STATED PROBLEM
Scan the lines below; pull out those with "ffffff".

─── ENTRIES SUPPLIED

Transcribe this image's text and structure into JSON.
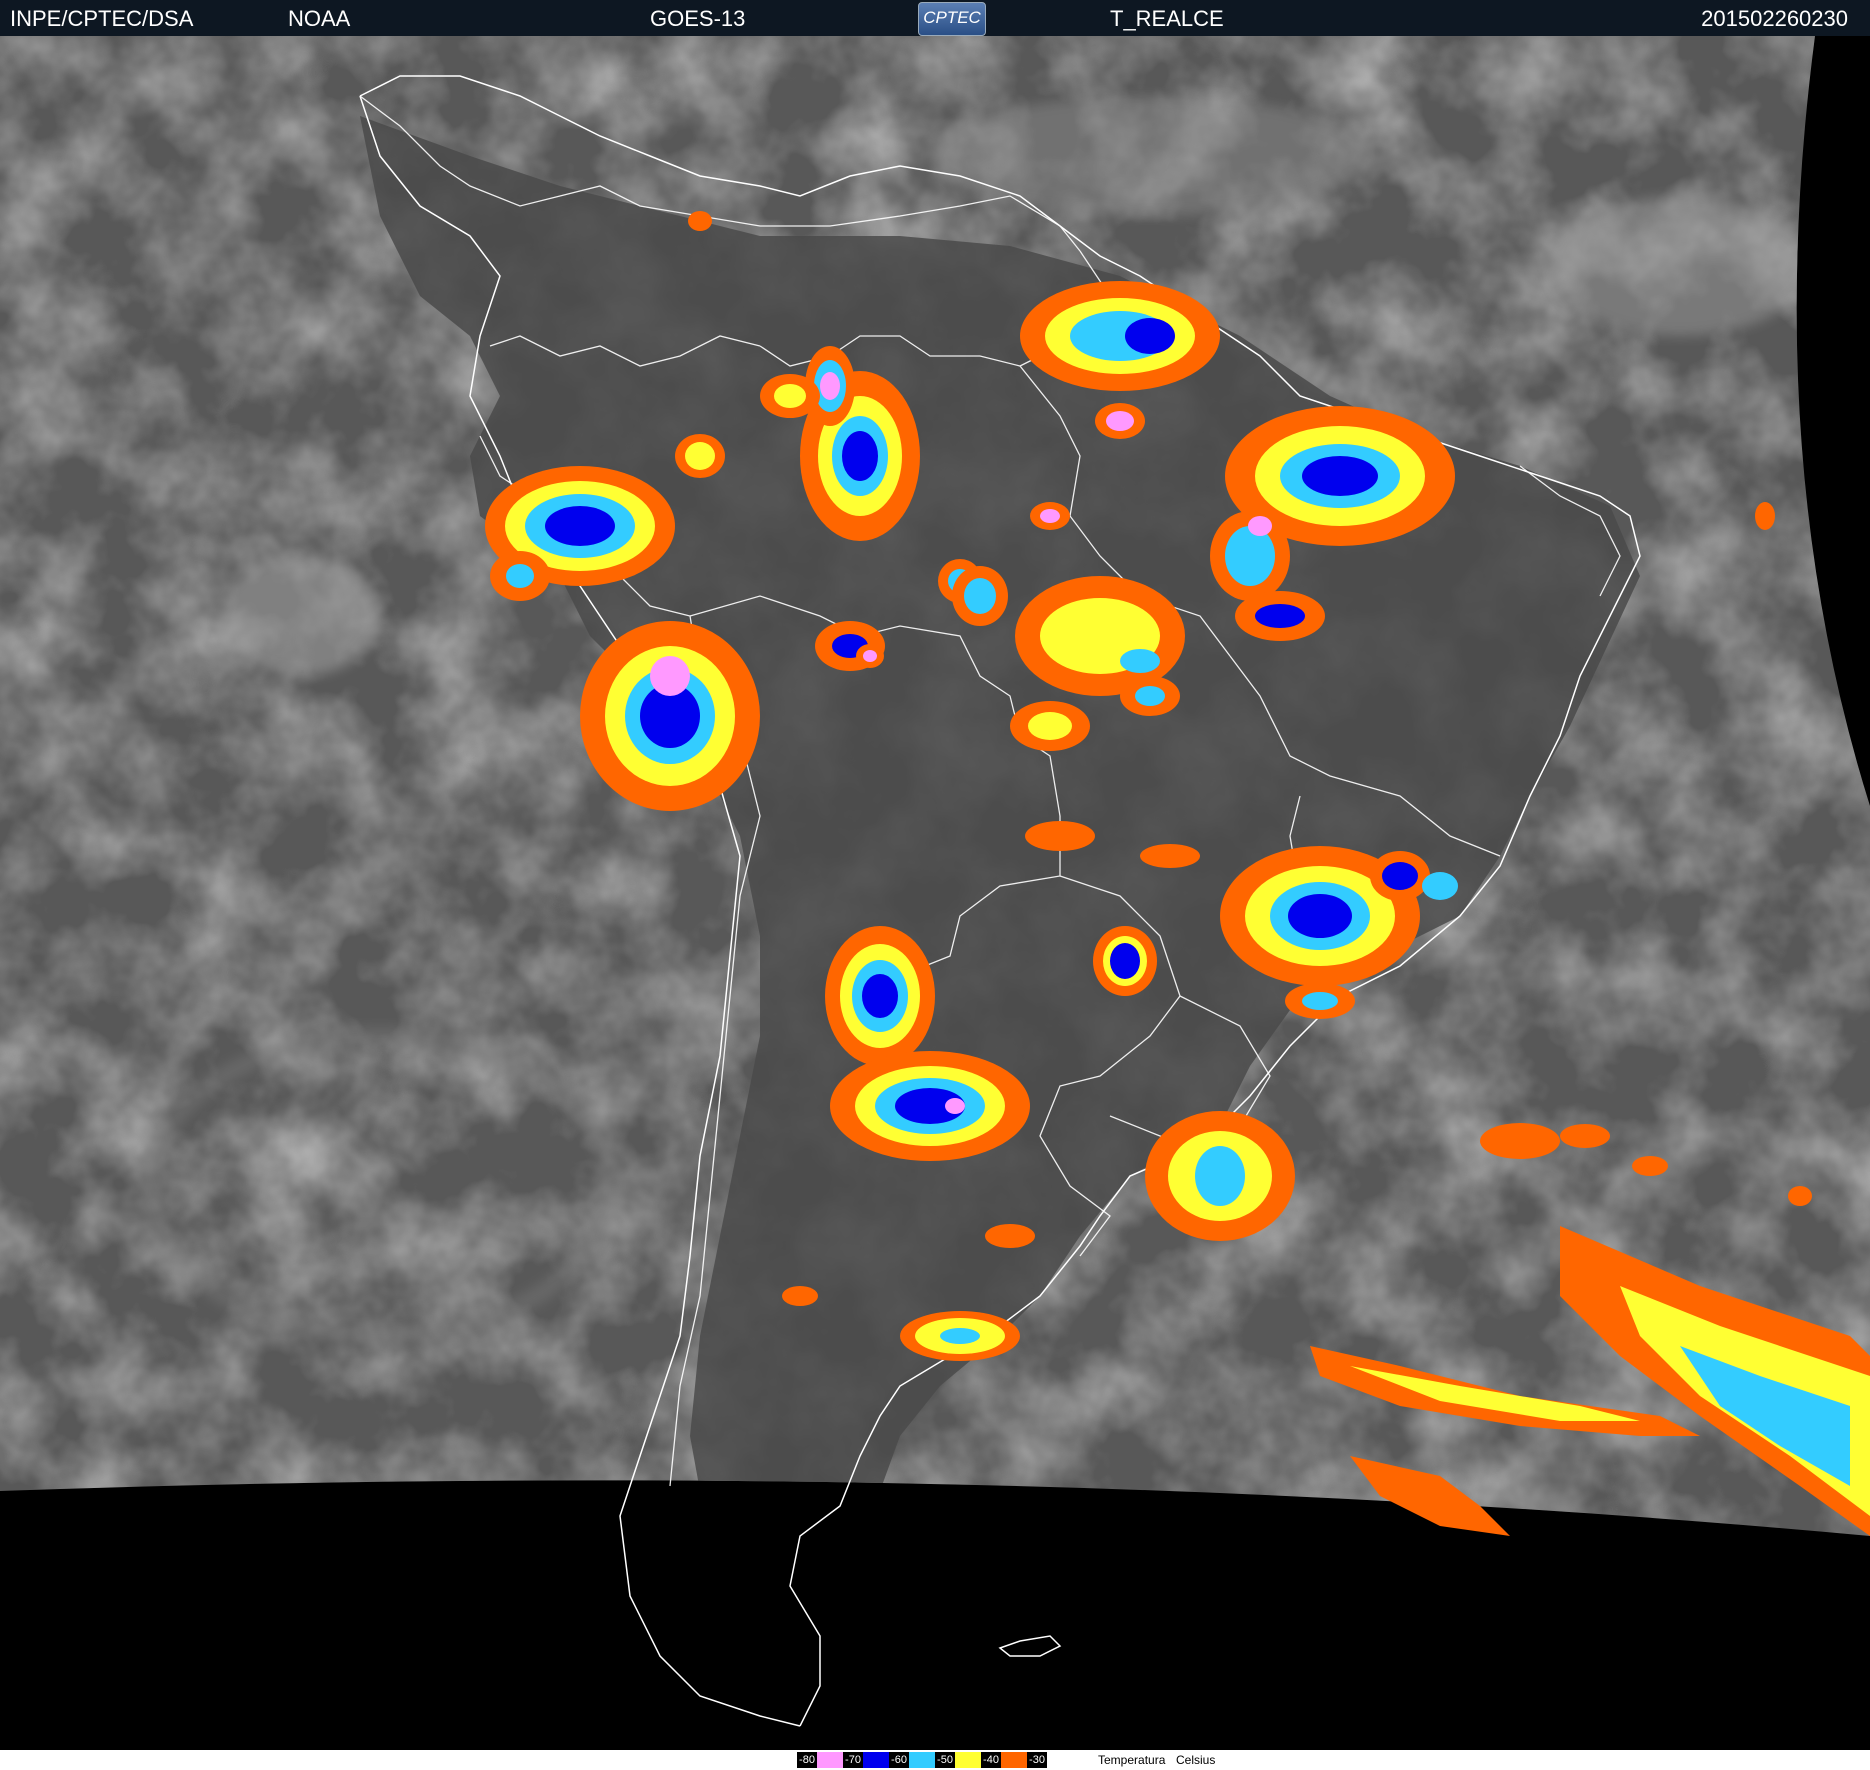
{
  "header": {
    "organization": "INPE/CPTEC/DSA",
    "agency": "NOAA",
    "satellite": "GOES-13",
    "logo_text": "CPTEC",
    "product": "T_REALCE",
    "timestamp": "201502260230"
  },
  "legend": {
    "title": "Temperatura",
    "unit": "Celsius",
    "scale": [
      {
        "label": "-80",
        "color": "#ff99ff"
      },
      {
        "label": "-70",
        "color": "#0000ee"
      },
      {
        "label": "-60",
        "color": "#33ccff"
      },
      {
        "label": "-50",
        "color": "#ffff33"
      },
      {
        "label": "-40",
        "color": "#ff6600"
      },
      {
        "label": "-30",
        "color": "#ffffff"
      }
    ]
  },
  "colors": {
    "space": "#000000",
    "header_bg": "#0d1722",
    "ocean_gray": "#585858",
    "borders": "#ffffff"
  }
}
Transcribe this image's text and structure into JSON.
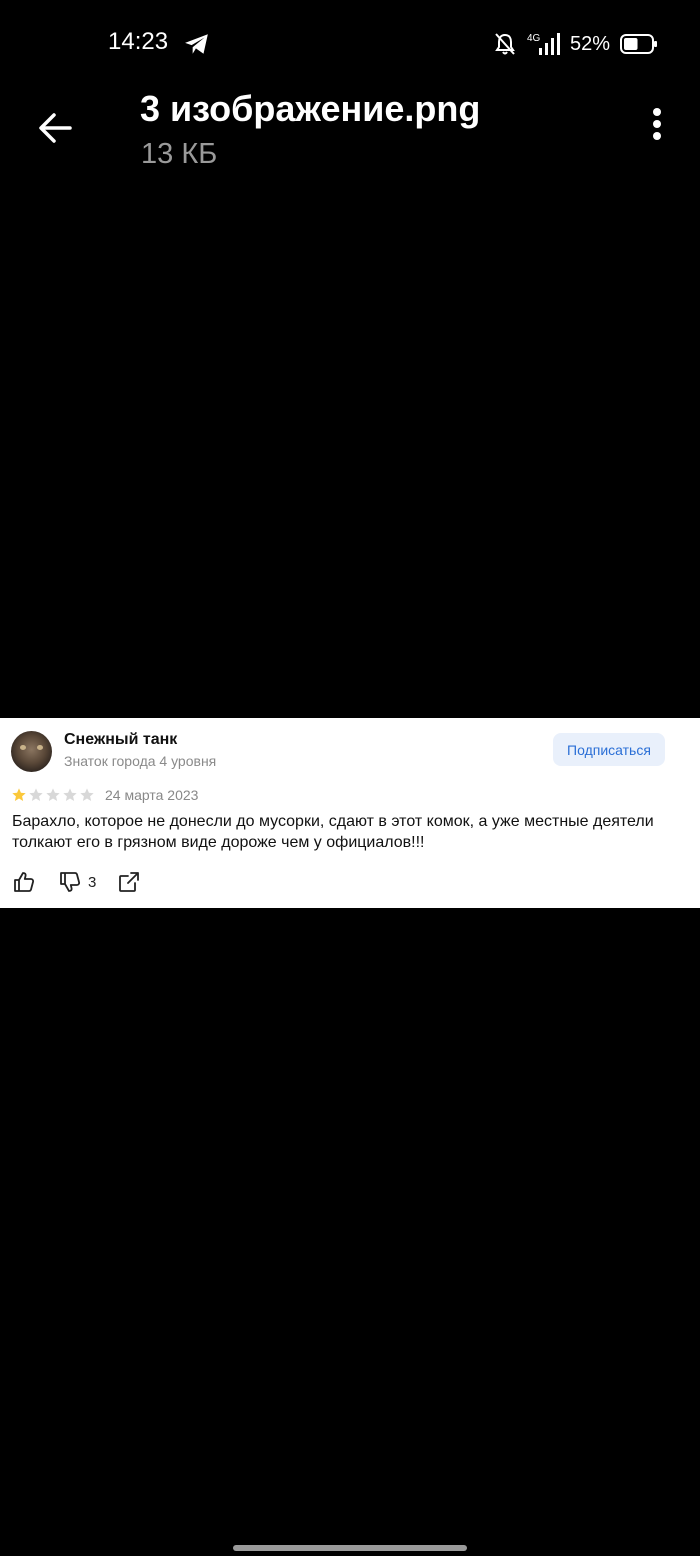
{
  "status_bar": {
    "time": "14:23",
    "network": "4G",
    "battery": "52%",
    "battery_level": 0.52,
    "icons": [
      "telegram-icon",
      "bell-off-icon",
      "signal-icon",
      "battery-icon"
    ]
  },
  "header": {
    "file_name": "3 изображение.png",
    "file_size": "13 КБ",
    "icons": [
      "back-arrow-icon",
      "more-vertical-icon"
    ]
  },
  "review": {
    "author": "Снежный танк",
    "level": "Знаток города 4 уровня",
    "subscribe_label": "Подписаться",
    "rating": 1,
    "rating_max": 5,
    "date": "24 марта 2023",
    "text": "Барахло, которое не донесли до мусорки, сдают в этот комок, а уже местные деятели толкают его в грязном виде дороже чем у официалов!!!",
    "dislike_count": "3",
    "colors": {
      "star_active": "#fbc83a",
      "star_inactive": "#d8d8d8",
      "subscribe_text": "#2b6fd6",
      "subscribe_bg": "#e9f0fb"
    }
  },
  "colors": {
    "background": "#000000",
    "card": "#ffffff",
    "muted": "#9a9a9a"
  }
}
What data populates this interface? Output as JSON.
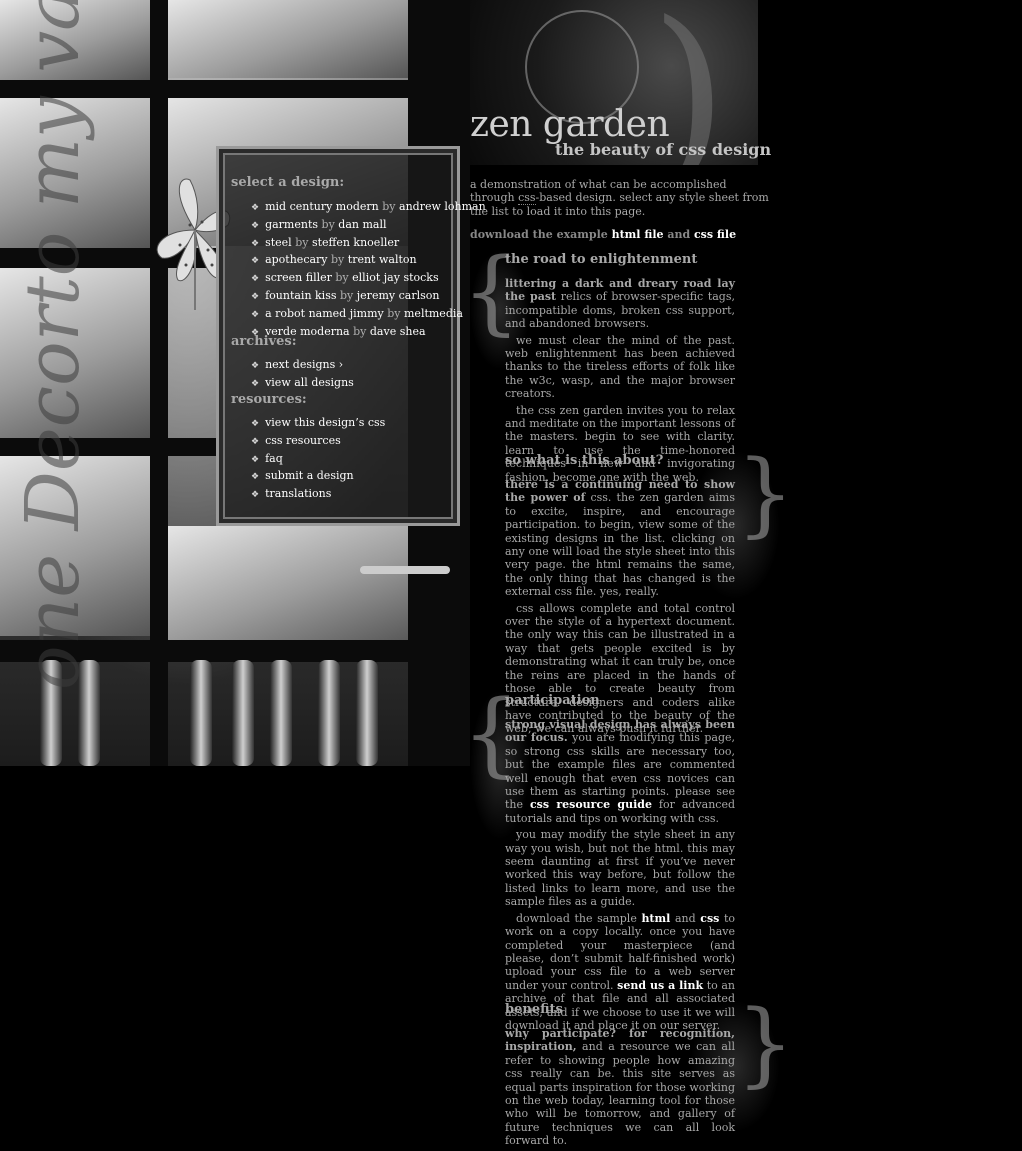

──────

REPLY
        "color": "#ffffff"
    "borders": "#ffffff"
    "card": "#ffffff",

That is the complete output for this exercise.